# START OF RECORDS FOR PROCESSING
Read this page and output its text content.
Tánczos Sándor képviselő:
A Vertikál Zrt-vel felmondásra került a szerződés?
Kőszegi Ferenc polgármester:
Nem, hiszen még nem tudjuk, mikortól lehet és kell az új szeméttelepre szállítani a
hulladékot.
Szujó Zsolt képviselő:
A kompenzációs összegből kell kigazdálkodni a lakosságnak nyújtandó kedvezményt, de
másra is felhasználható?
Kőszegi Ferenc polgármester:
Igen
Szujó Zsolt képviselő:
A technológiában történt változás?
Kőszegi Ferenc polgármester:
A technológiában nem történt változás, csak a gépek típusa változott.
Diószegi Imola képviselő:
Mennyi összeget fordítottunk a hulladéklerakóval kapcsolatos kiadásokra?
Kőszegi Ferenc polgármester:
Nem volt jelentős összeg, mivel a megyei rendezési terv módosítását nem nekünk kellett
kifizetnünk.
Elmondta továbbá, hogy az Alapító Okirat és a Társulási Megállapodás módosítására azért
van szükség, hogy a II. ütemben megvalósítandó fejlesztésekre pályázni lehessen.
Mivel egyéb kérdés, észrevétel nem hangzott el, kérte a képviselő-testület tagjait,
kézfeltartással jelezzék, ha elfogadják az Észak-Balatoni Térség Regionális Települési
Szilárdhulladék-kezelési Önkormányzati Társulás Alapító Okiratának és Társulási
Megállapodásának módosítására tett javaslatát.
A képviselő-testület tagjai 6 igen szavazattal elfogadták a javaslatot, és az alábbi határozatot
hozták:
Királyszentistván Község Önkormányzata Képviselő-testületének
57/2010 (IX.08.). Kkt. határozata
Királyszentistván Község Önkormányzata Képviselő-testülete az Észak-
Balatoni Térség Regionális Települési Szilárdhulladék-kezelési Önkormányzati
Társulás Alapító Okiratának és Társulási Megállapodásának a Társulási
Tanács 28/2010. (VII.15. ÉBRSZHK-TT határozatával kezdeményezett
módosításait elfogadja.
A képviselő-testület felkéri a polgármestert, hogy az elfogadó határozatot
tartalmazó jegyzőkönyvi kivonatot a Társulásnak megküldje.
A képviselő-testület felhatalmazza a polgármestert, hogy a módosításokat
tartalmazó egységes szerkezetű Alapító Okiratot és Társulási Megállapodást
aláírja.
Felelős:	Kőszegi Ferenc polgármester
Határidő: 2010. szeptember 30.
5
# END OF RECORDS FOR PROCESSING
*TO BE DONE*. Reproduce every record above exactly as it appears.

*ANSWER TO THE PROBLEM*.
Read this page and output its text content.
Tánczos Sándor képviselő:
A Vertikál Zrt-vel felmondásra került a szerződés?
Kőszegi Ferenc polgármester:
Nem, hiszen még nem tudjuk, mikortól lehet és kell az új szeméttelepre szállítani a
hulladékot.
Szujó Zsolt képviselő:
A kompenzációs összegből kell kigazdálkodni a lakosságnak nyújtandó kedvezményt, de
másra is felhasználható?
Kőszegi Ferenc polgármester:
Igen
Szujó Zsolt képviselő:
A technológiában történt változás?
Kőszegi Ferenc polgármester:
A technológiában nem történt változás, csak a gépek típusa változott.
Diószegi Imola képviselő:
Mennyi összeget fordítottunk a hulladéklerakóval kapcsolatos kiadásokra?
Kőszegi Ferenc polgármester:
Nem volt jelentős összeg, mivel a megyei rendezési terv módosítását nem nekünk kellett
kifizetnünk.
Elmondta továbbá, hogy az Alapító Okirat és a Társulási Megállapodás módosítására azért
van szükség, hogy a II. ütemben megvalósítandó fejlesztésekre pályázni lehessen.
Mivel egyéb kérdés, észrevétel nem hangzott el, kérte a képviselő-testület tagjait,
kézfeltartással jelezzék, ha elfogadják az Észak-Balatoni Térség Regionális Települési
Szilárdhulladék-kezelési Önkormányzati Társulás Alapító Okiratának és Társulási
Megállapodásának módosítására tett javaslatát.
A képviselő-testület tagjai 6 igen szavazattal elfogadták a javaslatot, és az alábbi határozatot
hozták:
Királyszentistván Község Önkormányzata Képviselő-testületének
57/2010 (IX.08.). Kkt. határozata
Királyszentistván Község Önkormányzata Képviselő-testülete az Észak-
Balatoni Térség Regionális Települési Szilárdhulladék-kezelési Önkormányzati
Társulás Alapító Okiratának és Társulási Megállapodásának a Társulási
Tanács 28/2010. (VII.15. ÉBRSZHK-TT határozatával kezdeményezett
módosításait elfogadja.
A képviselő-testület felkéri a polgármestert, hogy az elfogadó határozatot
tartalmazó jegyzőkönyvi kivonatot a Társulásnak megküldje.
A képviselő-testület felhatalmazza a polgármestert, hogy a módosításokat
tartalmazó egységes szerkezetű Alapító Okiratot és Társulási Megállapodást
aláírja.
Felelős:	Kőszegi Ferenc polgármester
Határidő: 2010. szeptember 30.
5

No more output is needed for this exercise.